**Exercise brief:**
Search the data for the word "this" and copy every line where it occurs.

**Supplied material:**
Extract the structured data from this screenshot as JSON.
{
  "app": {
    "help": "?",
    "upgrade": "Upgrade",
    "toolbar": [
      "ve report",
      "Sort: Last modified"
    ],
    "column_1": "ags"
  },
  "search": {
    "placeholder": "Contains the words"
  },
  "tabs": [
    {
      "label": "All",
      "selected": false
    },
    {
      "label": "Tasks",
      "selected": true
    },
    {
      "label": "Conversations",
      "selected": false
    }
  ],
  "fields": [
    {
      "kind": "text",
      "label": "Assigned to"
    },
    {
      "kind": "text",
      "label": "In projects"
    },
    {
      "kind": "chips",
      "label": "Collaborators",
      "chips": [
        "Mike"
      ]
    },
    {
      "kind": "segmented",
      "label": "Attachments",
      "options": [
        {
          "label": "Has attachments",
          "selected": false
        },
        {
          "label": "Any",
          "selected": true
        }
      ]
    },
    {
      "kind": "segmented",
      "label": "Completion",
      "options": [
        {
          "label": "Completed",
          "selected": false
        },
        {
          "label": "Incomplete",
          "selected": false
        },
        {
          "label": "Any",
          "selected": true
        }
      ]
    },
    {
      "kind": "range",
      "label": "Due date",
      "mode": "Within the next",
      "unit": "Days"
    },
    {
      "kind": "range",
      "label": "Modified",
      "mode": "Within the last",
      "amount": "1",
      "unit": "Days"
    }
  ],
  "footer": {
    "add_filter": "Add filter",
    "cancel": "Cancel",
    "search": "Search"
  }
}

* * *

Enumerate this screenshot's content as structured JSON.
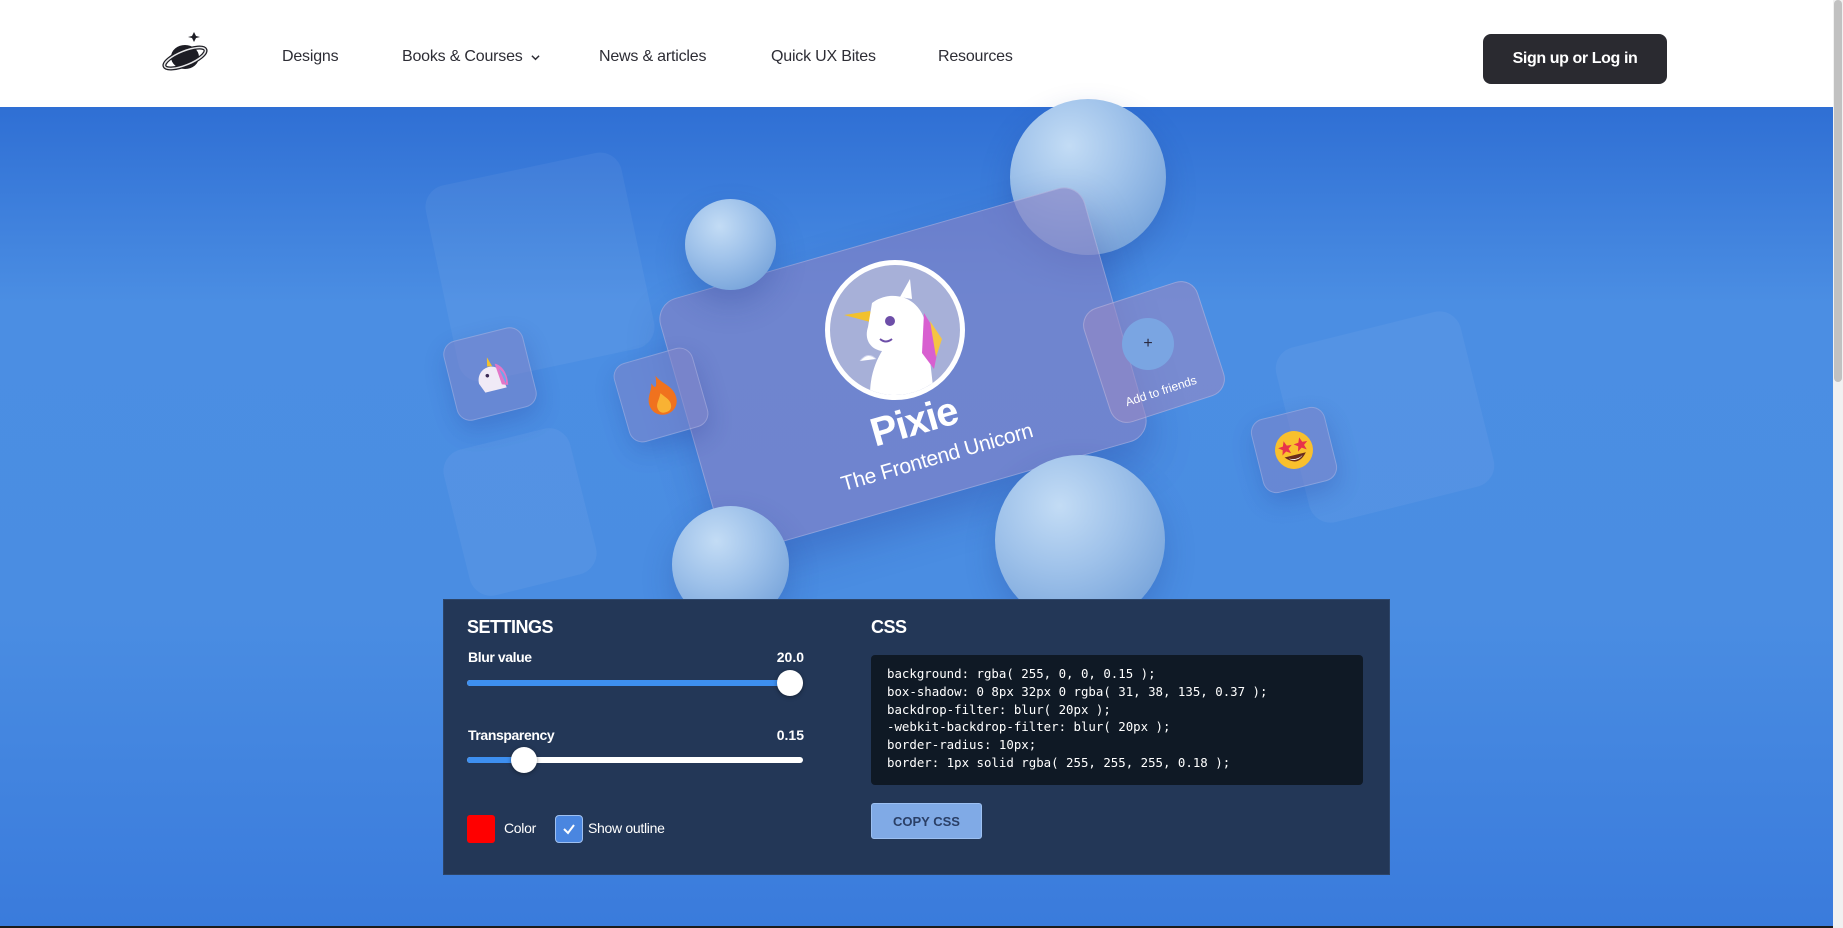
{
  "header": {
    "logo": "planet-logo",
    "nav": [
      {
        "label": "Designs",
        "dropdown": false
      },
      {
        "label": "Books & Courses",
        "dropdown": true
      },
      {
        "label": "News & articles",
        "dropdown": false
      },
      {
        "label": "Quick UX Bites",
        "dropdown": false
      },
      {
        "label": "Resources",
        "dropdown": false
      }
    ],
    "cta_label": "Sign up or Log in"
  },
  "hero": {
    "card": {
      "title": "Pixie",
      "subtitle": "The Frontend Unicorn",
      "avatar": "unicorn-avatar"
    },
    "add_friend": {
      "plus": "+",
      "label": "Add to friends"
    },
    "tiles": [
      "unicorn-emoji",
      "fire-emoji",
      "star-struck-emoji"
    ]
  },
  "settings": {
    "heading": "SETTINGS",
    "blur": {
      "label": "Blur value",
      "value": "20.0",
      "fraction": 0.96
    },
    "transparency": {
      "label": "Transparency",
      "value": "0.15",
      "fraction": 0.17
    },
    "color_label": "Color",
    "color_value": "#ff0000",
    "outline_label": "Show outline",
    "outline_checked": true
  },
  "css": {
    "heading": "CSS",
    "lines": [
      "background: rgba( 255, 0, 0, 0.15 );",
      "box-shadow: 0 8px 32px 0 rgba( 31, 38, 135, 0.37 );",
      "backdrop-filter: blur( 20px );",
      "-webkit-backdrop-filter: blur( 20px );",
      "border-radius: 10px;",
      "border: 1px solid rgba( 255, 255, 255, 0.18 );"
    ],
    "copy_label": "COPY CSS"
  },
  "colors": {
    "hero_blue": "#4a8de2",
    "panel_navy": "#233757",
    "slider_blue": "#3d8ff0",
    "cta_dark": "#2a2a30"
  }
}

**Task answer:**
Extract the structured data from this screenshot as JSON.
Enumerate this screenshot's content as structured JSON.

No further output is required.